#### WORK TO DO
Omit every picture and output the rest of the records exactly as they are.

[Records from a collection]
•••••

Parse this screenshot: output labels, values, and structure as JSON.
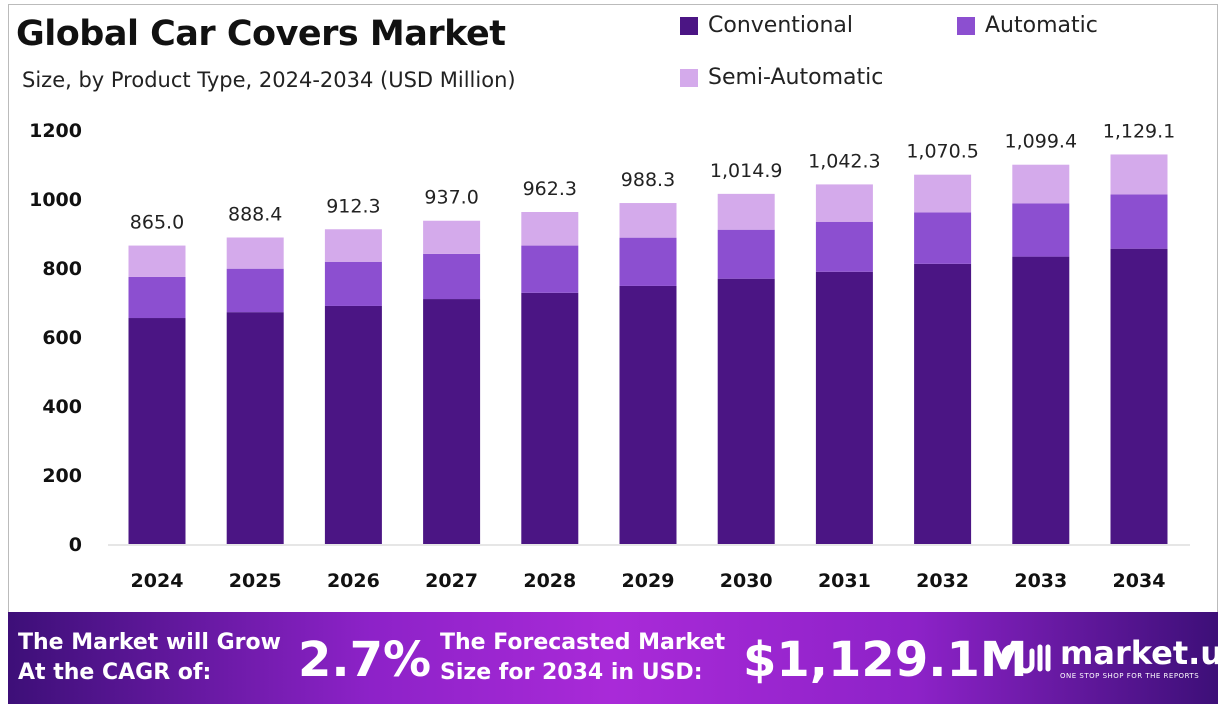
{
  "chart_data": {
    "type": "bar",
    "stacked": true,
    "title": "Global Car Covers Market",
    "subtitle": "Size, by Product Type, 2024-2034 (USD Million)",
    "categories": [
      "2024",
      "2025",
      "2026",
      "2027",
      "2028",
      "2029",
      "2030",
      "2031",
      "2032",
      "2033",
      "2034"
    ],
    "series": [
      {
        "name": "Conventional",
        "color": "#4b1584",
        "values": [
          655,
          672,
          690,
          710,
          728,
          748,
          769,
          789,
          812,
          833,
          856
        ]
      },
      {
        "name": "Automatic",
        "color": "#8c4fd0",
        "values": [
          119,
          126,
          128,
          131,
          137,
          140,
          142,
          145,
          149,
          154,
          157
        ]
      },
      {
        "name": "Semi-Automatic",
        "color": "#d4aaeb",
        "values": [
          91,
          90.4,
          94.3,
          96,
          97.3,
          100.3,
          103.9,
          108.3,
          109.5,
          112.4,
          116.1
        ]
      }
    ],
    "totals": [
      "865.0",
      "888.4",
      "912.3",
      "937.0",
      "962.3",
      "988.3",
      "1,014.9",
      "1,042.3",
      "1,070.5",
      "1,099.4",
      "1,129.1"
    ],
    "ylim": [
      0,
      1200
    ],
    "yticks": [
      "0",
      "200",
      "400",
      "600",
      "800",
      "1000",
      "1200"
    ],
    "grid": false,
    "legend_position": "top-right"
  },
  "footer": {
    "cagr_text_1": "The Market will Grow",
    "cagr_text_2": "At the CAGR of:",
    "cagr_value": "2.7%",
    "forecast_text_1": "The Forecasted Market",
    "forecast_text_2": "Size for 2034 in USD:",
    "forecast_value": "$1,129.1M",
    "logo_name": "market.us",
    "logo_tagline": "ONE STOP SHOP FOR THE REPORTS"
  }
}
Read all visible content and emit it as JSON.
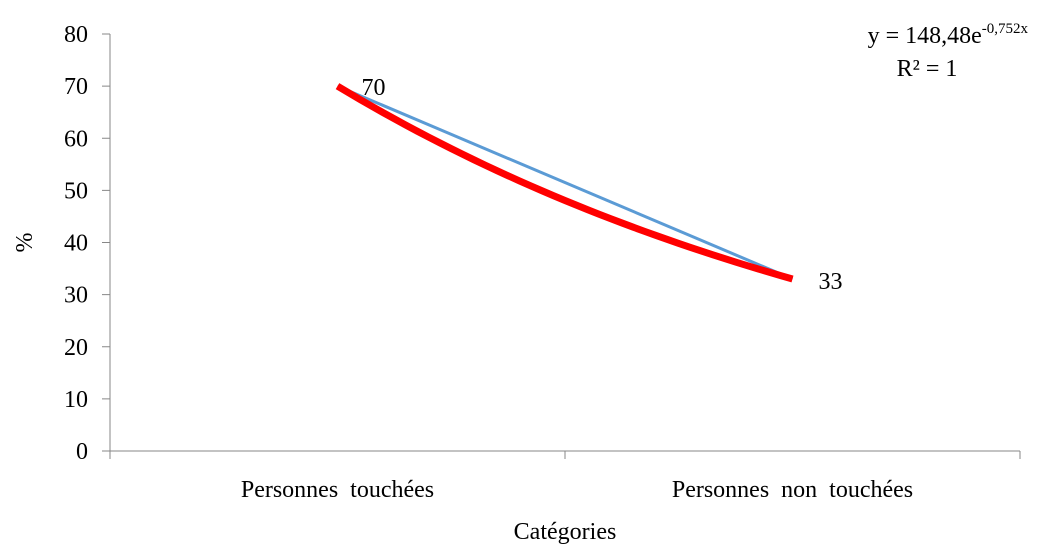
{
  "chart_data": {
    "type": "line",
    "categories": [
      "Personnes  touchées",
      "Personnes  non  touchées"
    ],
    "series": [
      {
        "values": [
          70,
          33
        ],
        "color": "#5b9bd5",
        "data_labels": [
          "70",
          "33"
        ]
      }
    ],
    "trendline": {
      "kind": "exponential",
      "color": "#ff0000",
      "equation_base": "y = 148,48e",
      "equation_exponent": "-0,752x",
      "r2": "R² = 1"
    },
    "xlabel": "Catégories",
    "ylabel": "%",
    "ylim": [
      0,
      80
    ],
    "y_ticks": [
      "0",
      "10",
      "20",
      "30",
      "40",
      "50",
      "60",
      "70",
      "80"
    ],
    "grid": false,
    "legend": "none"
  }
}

•••••

#### CORRECT ANSWER
Parse this screenshot: output labels, values, and structure as JSON.
{
  "chart_data": {
    "type": "bar",
    "stacked": true,
    "title": "Global Car Covers Market",
    "subtitle": "Size, by Product Type, 2024-2034 (USD Million)",
    "categories": [
      "2024",
      "2025",
      "2026",
      "2027",
      "2028",
      "2029",
      "2030",
      "2031",
      "2032",
      "2033",
      "2034"
    ],
    "series": [
      {
        "name": "Conventional",
        "color": "#4b1584",
        "values": [
          655,
          672,
          690,
          710,
          728,
          748,
          769,
          789,
          812,
          833,
          856
        ]
      },
      {
        "name": "Automatic",
        "color": "#8c4fd0",
        "values": [
          119,
          126,
          128,
          131,
          137,
          140,
          142,
          145,
          149,
          154,
          157
        ]
      },
      {
        "name": "Semi-Automatic",
        "color": "#d4aaeb",
        "values": [
          91,
          90.4,
          94.3,
          96,
          97.3,
          100.3,
          103.9,
          108.3,
          109.5,
          112.4,
          116.1
        ]
      }
    ],
    "totals": [
      "865.0",
      "888.4",
      "912.3",
      "937.0",
      "962.3",
      "988.3",
      "1,014.9",
      "1,042.3",
      "1,070.5",
      "1,099.4",
      "1,129.1"
    ],
    "ylim": [
      0,
      1200
    ],
    "yticks": [
      "0",
      "200",
      "400",
      "600",
      "800",
      "1000",
      "1200"
    ],
    "grid": false,
    "legend_position": "top-right"
  },
  "footer": {
    "cagr_text_1": "The Market will Grow",
    "cagr_text_2": "At the CAGR of:",
    "cagr_value": "2.7%",
    "forecast_text_1": "The Forecasted Market",
    "forecast_text_2": "Size for 2034 in USD:",
    "forecast_value": "$1,129.1M",
    "logo_name": "market.us",
    "logo_tagline": "ONE STOP SHOP FOR THE REPORTS"
  }
}
Read all visible content and emit it as JSON.
{
  "chart_data": {
    "type": "line",
    "categories": [
      "Personnes  touchées",
      "Personnes  non  touchées"
    ],
    "series": [
      {
        "values": [
          70,
          33
        ],
        "color": "#5b9bd5",
        "data_labels": [
          "70",
          "33"
        ]
      }
    ],
    "trendline": {
      "kind": "exponential",
      "color": "#ff0000",
      "equation_base": "y = 148,48e",
      "equation_exponent": "-0,752x",
      "r2": "R² = 1"
    },
    "xlabel": "Catégories",
    "ylabel": "%",
    "ylim": [
      0,
      80
    ],
    "y_ticks": [
      "0",
      "10",
      "20",
      "30",
      "40",
      "50",
      "60",
      "70",
      "80"
    ],
    "grid": false,
    "legend": "none"
  }
}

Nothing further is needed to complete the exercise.